Saved entries »

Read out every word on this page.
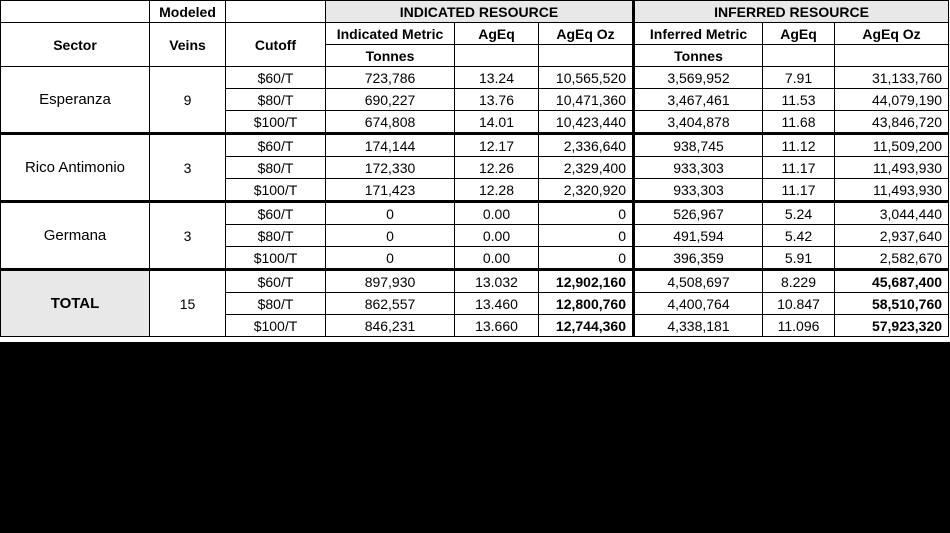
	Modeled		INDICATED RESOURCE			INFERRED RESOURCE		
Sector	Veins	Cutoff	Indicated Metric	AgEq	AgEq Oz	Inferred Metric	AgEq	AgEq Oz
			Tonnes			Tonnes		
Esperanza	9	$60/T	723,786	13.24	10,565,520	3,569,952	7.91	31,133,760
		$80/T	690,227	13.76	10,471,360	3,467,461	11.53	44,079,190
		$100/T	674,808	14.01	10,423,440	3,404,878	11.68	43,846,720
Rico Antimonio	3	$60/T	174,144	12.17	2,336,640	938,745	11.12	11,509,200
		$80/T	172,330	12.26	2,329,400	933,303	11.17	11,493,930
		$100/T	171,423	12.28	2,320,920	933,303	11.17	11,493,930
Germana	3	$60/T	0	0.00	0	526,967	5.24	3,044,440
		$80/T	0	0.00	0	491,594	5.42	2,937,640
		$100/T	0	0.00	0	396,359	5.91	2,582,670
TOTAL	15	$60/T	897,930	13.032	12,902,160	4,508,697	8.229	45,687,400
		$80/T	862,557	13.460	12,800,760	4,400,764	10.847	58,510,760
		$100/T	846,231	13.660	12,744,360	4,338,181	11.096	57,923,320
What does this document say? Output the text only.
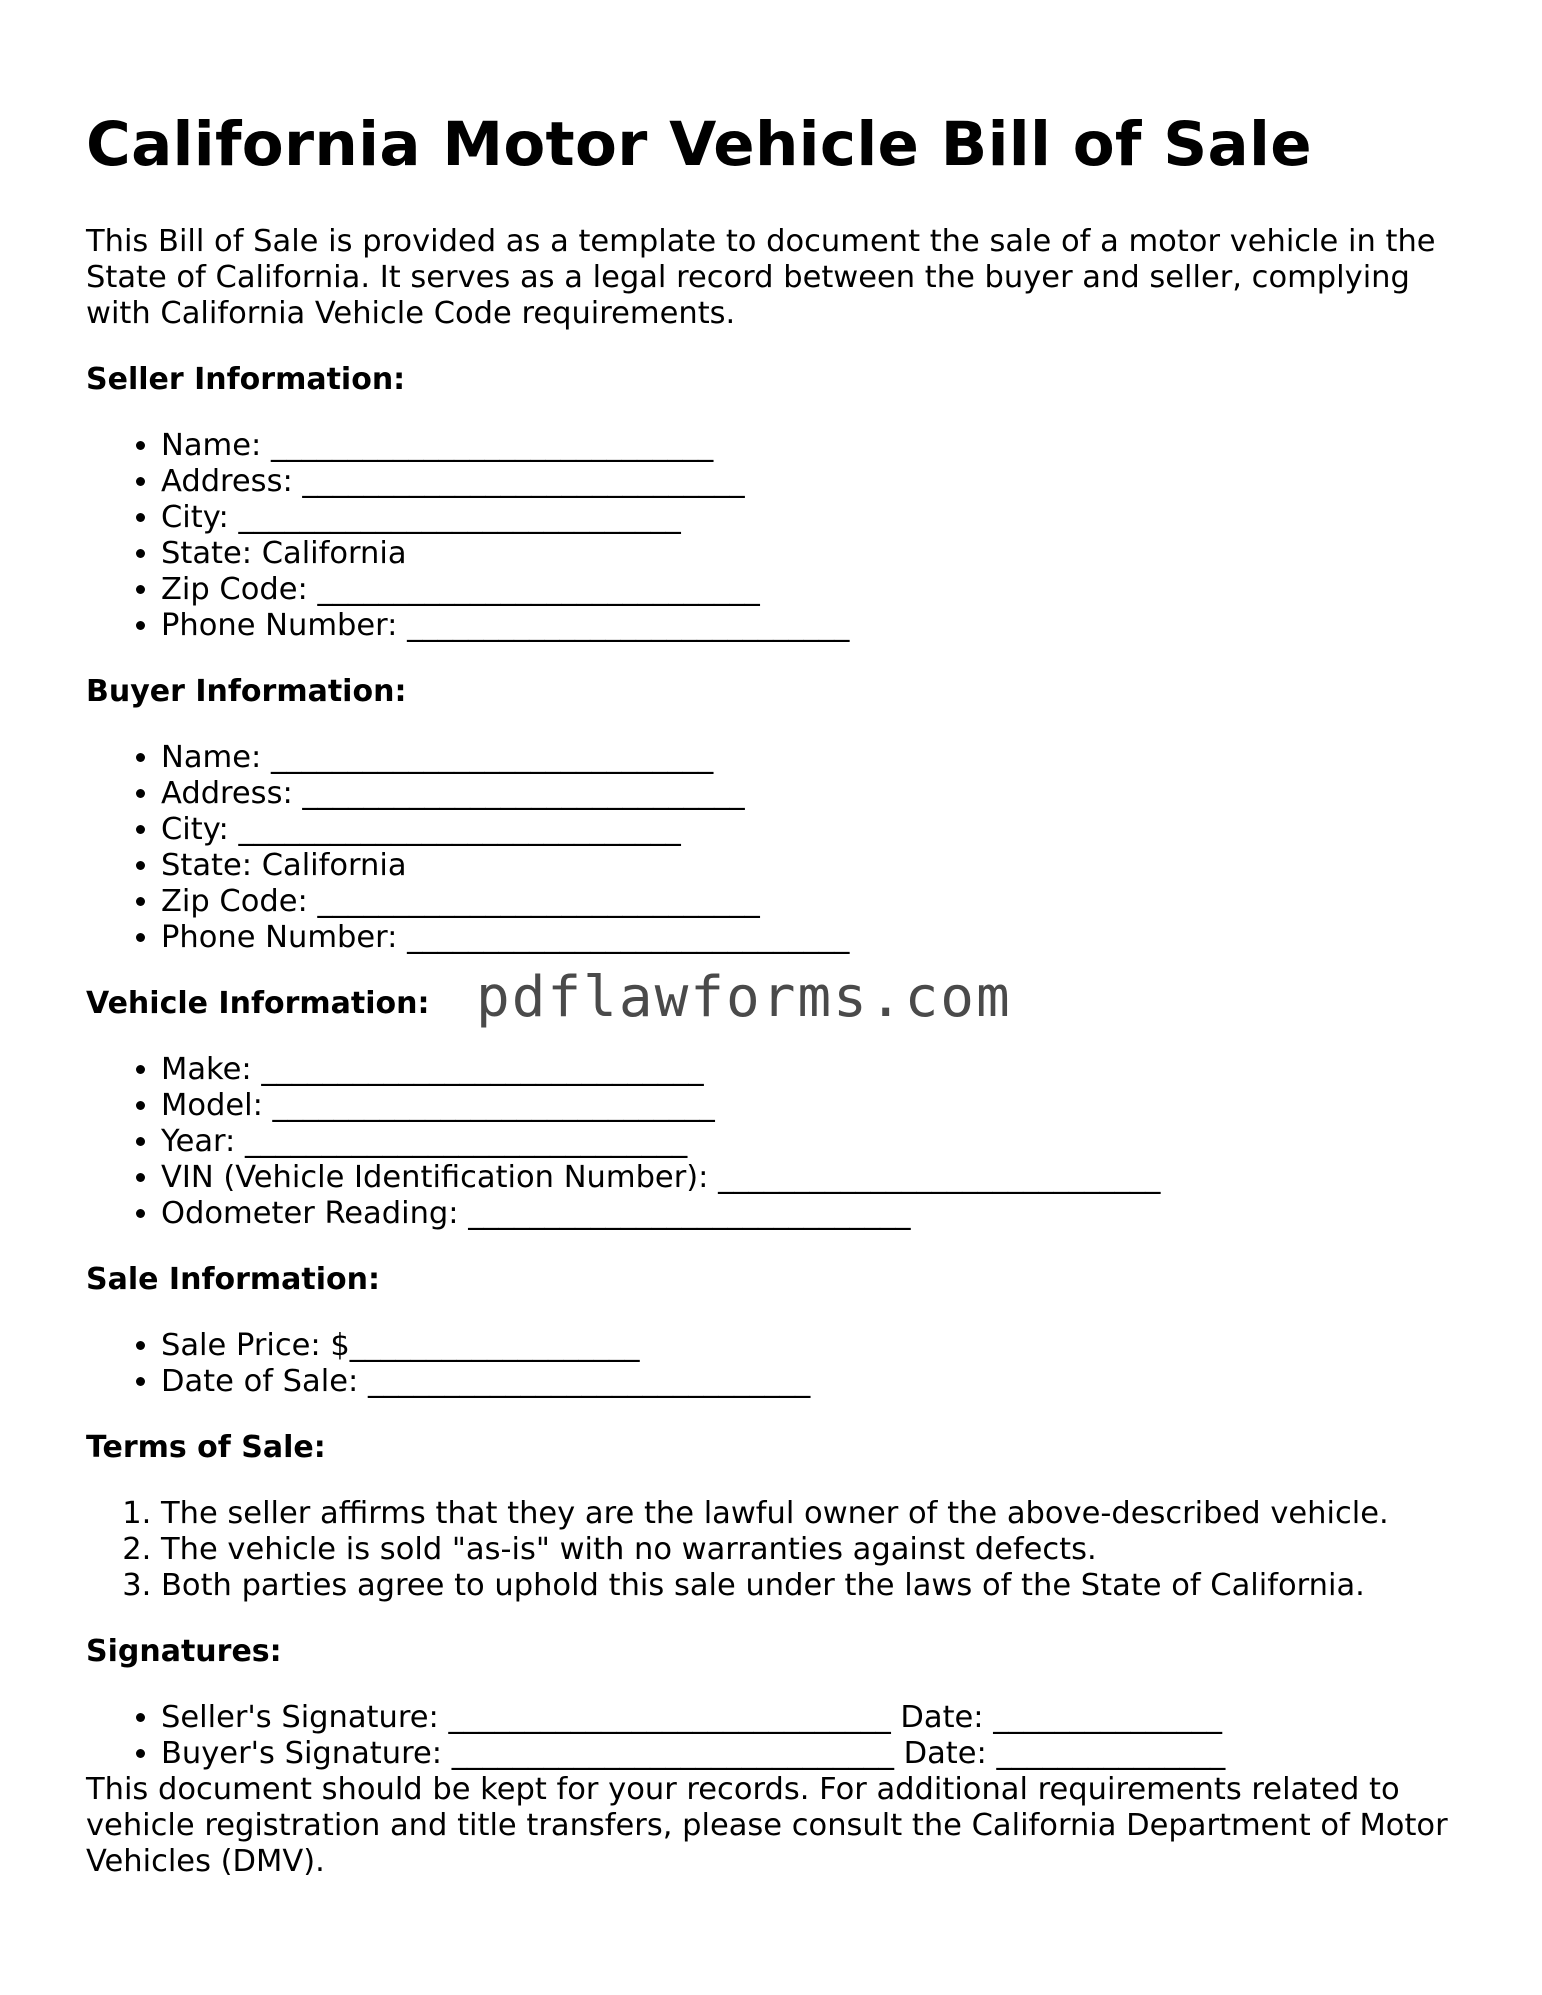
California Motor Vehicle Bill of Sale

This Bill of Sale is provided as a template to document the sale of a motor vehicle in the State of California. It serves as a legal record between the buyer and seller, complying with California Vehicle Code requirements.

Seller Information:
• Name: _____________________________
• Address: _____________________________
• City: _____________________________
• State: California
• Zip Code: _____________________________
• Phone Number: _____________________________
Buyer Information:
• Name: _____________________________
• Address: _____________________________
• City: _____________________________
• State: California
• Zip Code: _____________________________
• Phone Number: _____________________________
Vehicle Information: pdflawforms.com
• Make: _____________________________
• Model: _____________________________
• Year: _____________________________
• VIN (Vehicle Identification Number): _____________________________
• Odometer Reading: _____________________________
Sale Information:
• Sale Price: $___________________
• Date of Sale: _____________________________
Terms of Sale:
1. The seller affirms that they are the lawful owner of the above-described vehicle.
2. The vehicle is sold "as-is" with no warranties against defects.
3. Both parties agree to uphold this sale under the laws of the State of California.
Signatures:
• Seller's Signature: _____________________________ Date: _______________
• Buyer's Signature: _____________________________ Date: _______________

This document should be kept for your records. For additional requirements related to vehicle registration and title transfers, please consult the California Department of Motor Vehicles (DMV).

Work instructions »
Find every line in the records above that holds the word "California", and copy each one.

Answer for the task »
California Motor Vehicle Bill of Sale
This Bill of Sale is provided as a template to document the sale of a motor vehicle in the State of California. It serves as a legal record between the buyer and seller, complying with California Vehicle Code requirements.
• State: California
• State: California
3. Both parties agree to uphold this sale under the laws of the State of California.
This document should be kept for your records. For additional requirements related to vehicle registration and title transfers, please consult the California Department of Motor Vehicles (DMV).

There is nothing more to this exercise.